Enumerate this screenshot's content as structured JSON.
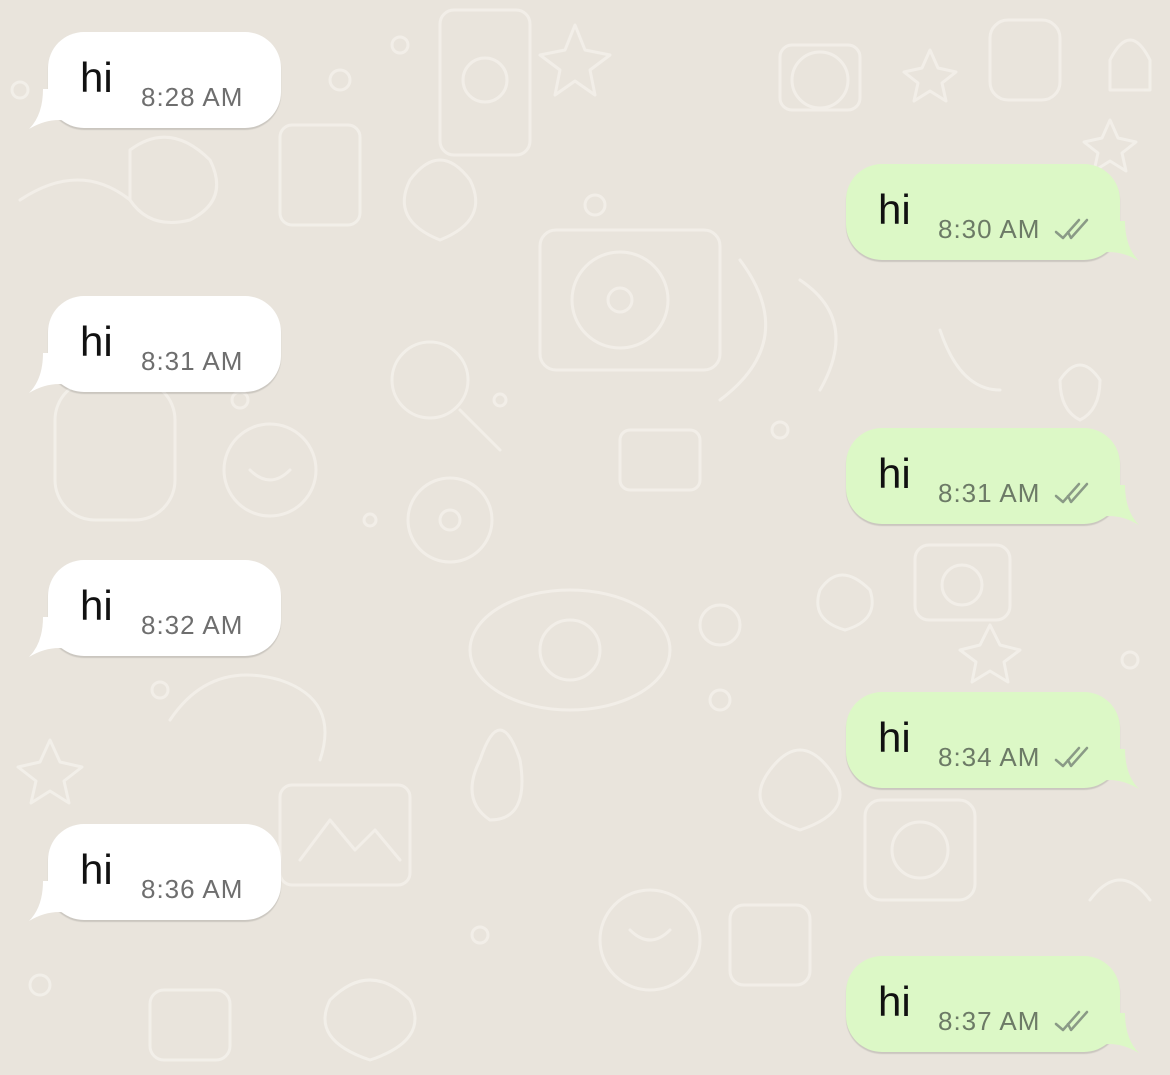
{
  "messages": [
    {
      "direction": "incoming",
      "text": "hi",
      "time": "8:28 AM"
    },
    {
      "direction": "outgoing",
      "text": "hi",
      "time": "8:30 AM",
      "status_icon": "double-check-icon"
    },
    {
      "direction": "incoming",
      "text": "hi",
      "time": "8:31 AM"
    },
    {
      "direction": "outgoing",
      "text": "hi",
      "time": "8:31 AM",
      "status_icon": "double-check-icon"
    },
    {
      "direction": "incoming",
      "text": "hi",
      "time": "8:32 AM"
    },
    {
      "direction": "outgoing",
      "text": "hi",
      "time": "8:34 AM",
      "status_icon": "double-check-icon"
    },
    {
      "direction": "incoming",
      "text": "hi",
      "time": "8:36 AM"
    },
    {
      "direction": "outgoing",
      "text": "hi",
      "time": "8:37 AM",
      "status_icon": "double-check-icon"
    }
  ],
  "colors": {
    "background": "#e9e4dc",
    "incoming_bubble": "#ffffff",
    "outgoing_bubble": "#dcf8c6",
    "tick": "#8a9a86"
  }
}
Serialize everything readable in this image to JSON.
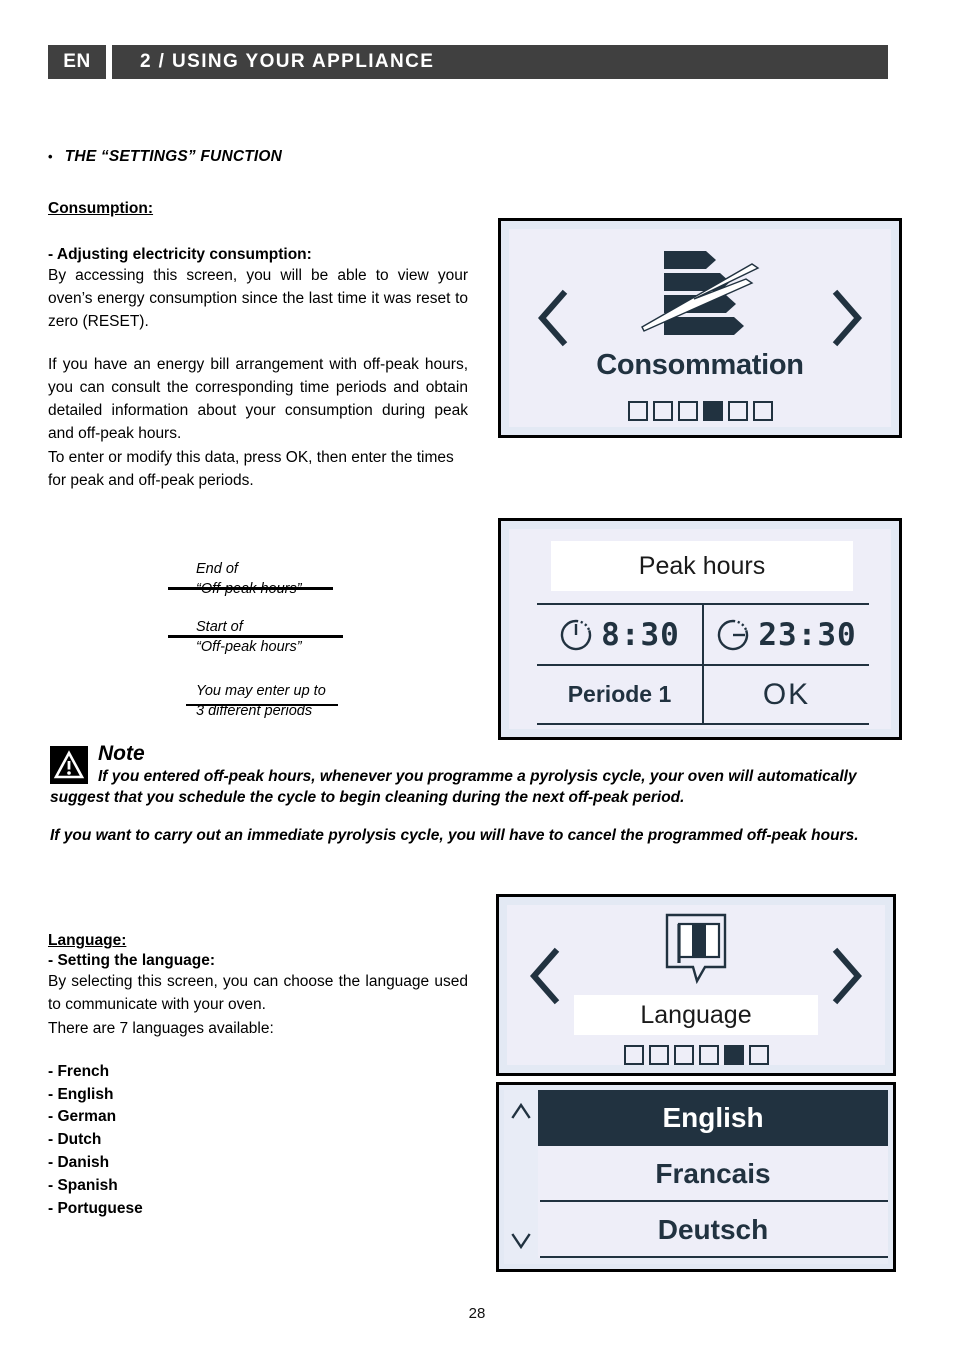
{
  "header": {
    "language_code": "EN",
    "chapter": "2 / USING YOUR APPLIANCE"
  },
  "left_column": {
    "section_bullet": "•",
    "section_title": "THE “SETTINGS” FUNCTION",
    "consumption_heading": "Consumption:",
    "consumption_subheading": "- Adjusting electricity consumption:",
    "consumption_para1": "By accessing this screen, you will be able to view your oven’s energy consumption since the last time it was reset to zero (RESET).",
    "consumption_para2": "If you have an energy bill arrangement with off-peak hours, you can consult the corresponding time periods and obtain detailed information about your consumption during peak and off-peak hours.",
    "consumption_para3": "To enter or modify this data,  press OK, then enter the times for peak and off-peak periods."
  },
  "callouts": [
    {
      "id": "end-off-peak",
      "text": "End of\n“Off-peak hours”"
    },
    {
      "id": "start-off-peak",
      "text": "Start of\n“Off-peak hours”"
    },
    {
      "id": "periods-note",
      "text": "You may enter up to\n3 different periods"
    }
  ],
  "panel_consumption": {
    "icon": "energy-bars-lightning-icon",
    "title": "Consommation",
    "prev_icon": "chevron-left-icon",
    "next_icon": "chevron-right-icon",
    "page_dots": [
      false,
      false,
      false,
      true,
      false,
      false
    ]
  },
  "panel_peak": {
    "title": "Peak hours",
    "start_clock_icon": "clock-start-icon",
    "start_time": "8:30",
    "end_clock_icon": "clock-end-icon",
    "end_time": "23:30",
    "period_label": "Periode 1",
    "ok_label": "OK"
  },
  "note": {
    "icon": "warning-triangle-icon",
    "title": "Note",
    "body1": "If you entered off-peak hours, whenever you programme a pyrolysis cycle, your oven will automatically suggest that you schedule the cycle to begin cleaning during the next off-peak period.",
    "body2": "If you want to carry out an immediate pyrolysis cycle, you will have to cancel the programmed off-peak hours."
  },
  "language_column": {
    "heading": "Language:",
    "subheading": "- Setting the language:",
    "para1": "By selecting this screen, you can choose the language used to communicate with your oven.",
    "para2": "There are 7 languages available:",
    "languages": "- French\n- English\n- German\n- Dutch\n- Danish\n- Spanish\n- Portuguese"
  },
  "panel_language": {
    "icon": "flag-speech-bubble-icon",
    "title": "Language",
    "prev_icon": "chevron-left-icon",
    "next_icon": "chevron-right-icon",
    "page_dots": [
      false,
      false,
      false,
      false,
      true,
      false
    ]
  },
  "panel_language_list": {
    "scroll_up_icon": "chevron-up-icon",
    "scroll_down_icon": "chevron-down-icon",
    "items": [
      {
        "label": "English",
        "selected": true
      },
      {
        "label": "Francais",
        "selected": false
      },
      {
        "label": "Deutsch",
        "selected": false
      }
    ]
  },
  "footer": {
    "page_number": "28"
  },
  "colors": {
    "header_bar": "#404040",
    "lcd_dark": "#213240",
    "panel_frame": "#e3e9f4",
    "panel_screen": "#eeeef8",
    "white": "#ffffff"
  }
}
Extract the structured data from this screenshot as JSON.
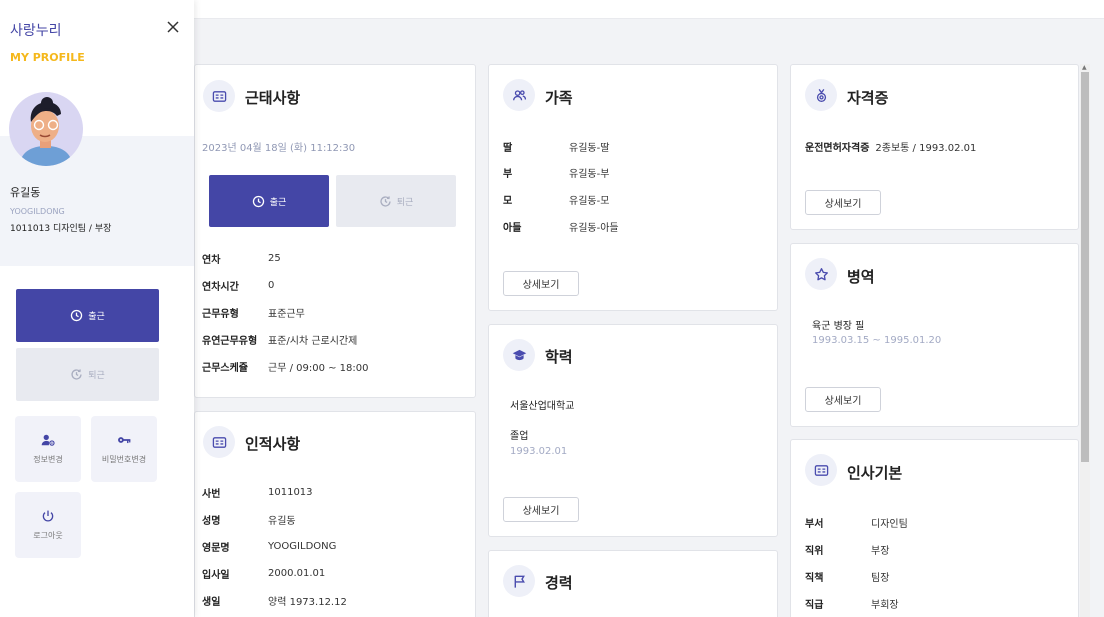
{
  "panel": {
    "app_title": "사랑누리",
    "section_title": "MY PROFILE",
    "name": "유길동",
    "name_en": "YOOGILDONG",
    "dept_line": "1011013 디자인팀 / 부장",
    "clock_in": "출근",
    "clock_out": "퇴근",
    "tiles": [
      "정보변경",
      "비밀번호변경",
      "로그아웃"
    ]
  },
  "attendance": {
    "title": "근태사항",
    "datetime": "2023년 04월 18일 (화) 11:12:30",
    "clock_in": "출근",
    "clock_out": "퇴근",
    "rows": [
      {
        "k": "연차",
        "v": "25"
      },
      {
        "k": "연차시간",
        "v": "0"
      },
      {
        "k": "근무유형",
        "v": "표준근무"
      },
      {
        "k": "유연근무유형",
        "v": "표준/시차 근로시간제"
      },
      {
        "k": "근무스케쥴",
        "v": "근무 / 09:00 ~ 18:00"
      }
    ]
  },
  "personal": {
    "title": "인적사항",
    "rows": [
      {
        "k": "사번",
        "v": "1011013"
      },
      {
        "k": "성명",
        "v": "유길동"
      },
      {
        "k": "영문명",
        "v": "YOOGILDONG"
      },
      {
        "k": "입사일",
        "v": "2000.01.01"
      },
      {
        "k": "생일",
        "v": "양력 1973.12.12"
      }
    ]
  },
  "family": {
    "title": "가족",
    "rows": [
      {
        "k": "딸",
        "v": "유길동-딸"
      },
      {
        "k": "부",
        "v": "유길동-부"
      },
      {
        "k": "모",
        "v": "유길동-모"
      },
      {
        "k": "아들",
        "v": "유길동-아들"
      }
    ],
    "detail": "상세보기"
  },
  "education": {
    "title": "학력",
    "school": "서울산업대학교",
    "status": "졸업",
    "date": "1993.02.01",
    "detail": "상세보기"
  },
  "career": {
    "title": "경력"
  },
  "license": {
    "title": "자격증",
    "name": "운전면허자격증",
    "value": "2종보통 / 1993.02.01",
    "detail": "상세보기"
  },
  "military": {
    "title": "병역",
    "line": "육군 병장 필",
    "period": "1993.03.15 ~ 1995.01.20",
    "detail": "상세보기"
  },
  "hr": {
    "title": "인사기본",
    "rows": [
      {
        "k": "부서",
        "v": "디자인팀"
      },
      {
        "k": "직위",
        "v": "부장"
      },
      {
        "k": "직책",
        "v": "팀장"
      },
      {
        "k": "직급",
        "v": "부회장"
      }
    ]
  },
  "colors": {
    "accent": "#4446a6",
    "highlight": "#f5b81c"
  }
}
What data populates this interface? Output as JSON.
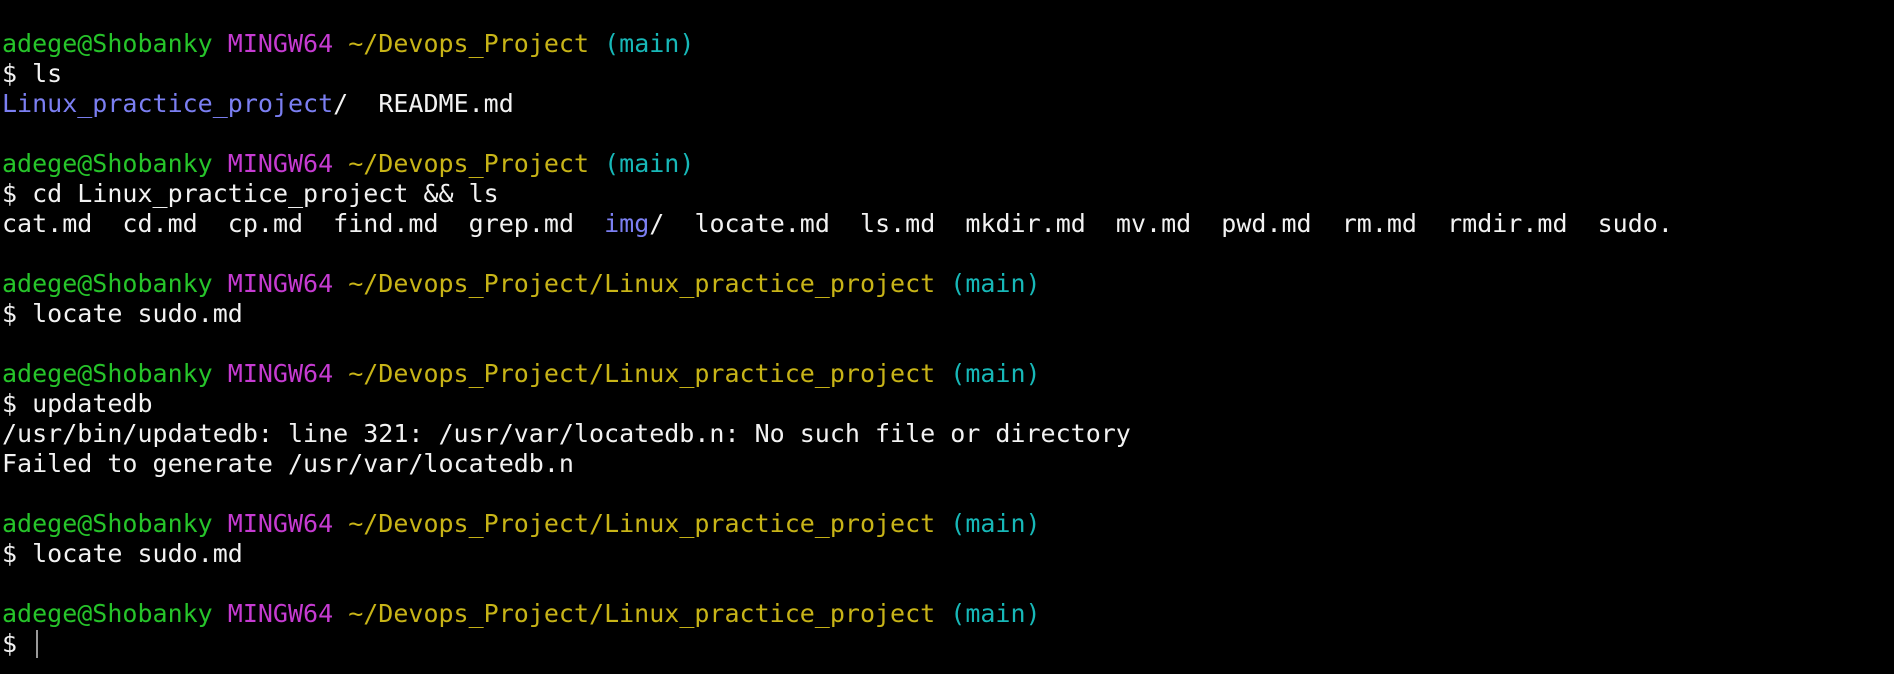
━━━━━━━━━━━━━━━━
Set exercise:
Omit the images and transcribe all of the records above word for word.

Result of this task:
Enumerate this screenshot's content as structured JSON.
{
  "messages": [
    {
      "direction": "incoming",
      "text": "hi",
      "time": "8:28 AM"
    },
    {
      "direction": "outgoing",
      "text": "hi",
      "time": "8:30 AM",
      "status_icon": "double-check-icon"
    },
    {
      "direction": "incoming",
      "text": "hi",
      "time": "8:31 AM"
    },
    {
      "direction": "outgoing",
      "text": "hi",
      "time": "8:31 AM",
      "status_icon": "double-check-icon"
    },
    {
      "direction": "incoming",
      "text": "hi",
      "time": "8:32 AM"
    },
    {
      "direction": "outgoing",
      "text": "hi",
      "time": "8:34 AM",
      "status_icon": "double-check-icon"
    },
    {
      "direction": "incoming",
      "text": "hi",
      "time": "8:36 AM"
    },
    {
      "direction": "outgoing",
      "text": "hi",
      "time": "8:37 AM",
      "status_icon": "double-check-icon"
    }
  ],
  "colors": {
    "background": "#e9e4dc",
    "incoming_bubble": "#ffffff",
    "outgoing_bubble": "#dcf8c6",
    "tick": "#8a9a86"
  }
}
Serialize everything readable in this image to JSON.
{
  "header": {
    "language_code": "EN",
    "chapter": "2 / USING YOUR APPLIANCE"
  },
  "left_column": {
    "section_bullet": "•",
    "section_title": "THE “SETTINGS” FUNCTION",
    "consumption_heading": "Consumption:",
    "consumption_subheading": "- Adjusting electricity consumption:",
    "consumption_para1": "By accessing this screen, you will be able to view your oven’s energy consumption since the last time it was reset to zero (RESET).",
    "consumption_para2": "If you have an energy bill arrangement with off-peak hours, you can consult the corresponding time periods and obtain detailed information about your consumption during peak and off-peak hours.",
    "consumption_para3": "To enter or modify this data,  press OK, then enter the times for peak and off-peak periods."
  },
  "callouts": [
    {
      "id": "end-off-peak",
      "text": "End of\n“Off-peak hours”"
    },
    {
      "id": "start-off-peak",
      "text": "Start of\n“Off-peak hours”"
    },
    {
      "id": "periods-note",
      "text": "You may enter up to\n3 different periods"
    }
  ],
  "panel_consumption": {
    "icon": "energy-bars-lightning-icon",
    "title": "Consommation",
    "prev_icon": "chevron-left-icon",
    "next_icon": "chevron-right-icon",
    "page_dots": [
      false,
      false,
      false,
      true,
      false,
      false
    ]
  },
  "panel_peak": {
    "title": "Peak hours",
    "start_clock_icon": "clock-start-icon",
    "start_time": "8:30",
    "end_clock_icon": "clock-end-icon",
    "end_time": "23:30",
    "period_label": "Periode 1",
    "ok_label": "OK"
  },
  "note": {
    "icon": "warning-triangle-icon",
    "title": "Note",
    "body1": "If you entered off-peak hours, whenever you programme a pyrolysis cycle, your oven will automatically suggest that you schedule the cycle to begin cleaning during the next off-peak period.",
    "body2": "If you want to carry out an immediate pyrolysis cycle, you will have to cancel the programmed off-peak hours."
  },
  "language_column": {
    "heading": "Language:",
    "subheading": "- Setting the language:",
    "para1": "By selecting this screen, you can choose the language used to communicate with your oven.",
    "para2": "There are 7 languages available:",
    "languages": "- French\n- English\n- German\n- Dutch\n- Danish\n- Spanish\n- Portuguese"
  },
  "panel_language": {
    "icon": "flag-speech-bubble-icon",
    "title": "Language",
    "prev_icon": "chevron-left-icon",
    "next_icon": "chevron-right-icon",
    "page_dots": [
      false,
      false,
      false,
      false,
      true,
      false
    ]
  },
  "panel_language_list": {
    "scroll_up_icon": "chevron-up-icon",
    "scroll_down_icon": "chevron-down-icon",
    "items": [
      {
        "label": "English",
        "selected": true
      },
      {
        "label": "Francais",
        "selected": false
      },
      {
        "label": "Deutsch",
        "selected": false
      }
    ]
  },
  "footer": {
    "page_number": "28"
  },
  "colors": {
    "header_bar": "#404040",
    "lcd_dark": "#213240",
    "panel_frame": "#e3e9f4",
    "panel_screen": "#eeeef8",
    "white": "#ffffff"
  }
}
Extract the structured data from this screenshot as JSON.
{
  "panel": {
    "app_title": "사랑누리",
    "section_title": "MY PROFILE",
    "name": "유길동",
    "name_en": "YOOGILDONG",
    "dept_line": "1011013 디자인팀 / 부장",
    "clock_in": "출근",
    "clock_out": "퇴근",
    "tiles": [
      "정보변경",
      "비밀번호변경",
      "로그아웃"
    ]
  },
  "attendance": {
    "title": "근태사항",
    "datetime": "2023년 04월 18일 (화) 11:12:30",
    "clock_in": "출근",
    "clock_out": "퇴근",
    "rows": [
      {
        "k": "연차",
        "v": "25"
      },
      {
        "k": "연차시간",
        "v": "0"
      },
      {
        "k": "근무유형",
        "v": "표준근무"
      },
      {
        "k": "유연근무유형",
        "v": "표준/시차 근로시간제"
      },
      {
        "k": "근무스케쥴",
        "v": "근무 / 09:00 ~ 18:00"
      }
    ]
  },
  "personal": {
    "title": "인적사항",
    "rows": [
      {
        "k": "사번",
        "v": "1011013"
      },
      {
        "k": "성명",
        "v": "유길동"
      },
      {
        "k": "영문명",
        "v": "YOOGILDONG"
      },
      {
        "k": "입사일",
        "v": "2000.01.01"
      },
      {
        "k": "생일",
        "v": "양력 1973.12.12"
      }
    ]
  },
  "family": {
    "title": "가족",
    "rows": [
      {
        "k": "딸",
        "v": "유길동-딸"
      },
      {
        "k": "부",
        "v": "유길동-부"
      },
      {
        "k": "모",
        "v": "유길동-모"
      },
      {
        "k": "아들",
        "v": "유길동-아들"
      }
    ],
    "detail": "상세보기"
  },
  "education": {
    "title": "학력",
    "school": "서울산업대학교",
    "status": "졸업",
    "date": "1993.02.01",
    "detail": "상세보기"
  },
  "career": {
    "title": "경력"
  },
  "license": {
    "title": "자격증",
    "name": "운전면허자격증",
    "value": "2종보통 / 1993.02.01",
    "detail": "상세보기"
  },
  "military": {
    "title": "병역",
    "line": "육군 병장 필",
    "period": "1993.03.15 ~ 1995.01.20",
    "detail": "상세보기"
  },
  "hr": {
    "title": "인사기본",
    "rows": [
      {
        "k": "부서",
        "v": "디자인팀"
      },
      {
        "k": "직위",
        "v": "부장"
      },
      {
        "k": "직책",
        "v": "팀장"
      },
      {
        "k": "직급",
        "v": "부회장"
      }
    ]
  },
  "colors": {
    "accent": "#4446a6",
    "highlight": "#f5b81c"
  }
}
What data populates this interface? Output as JSON.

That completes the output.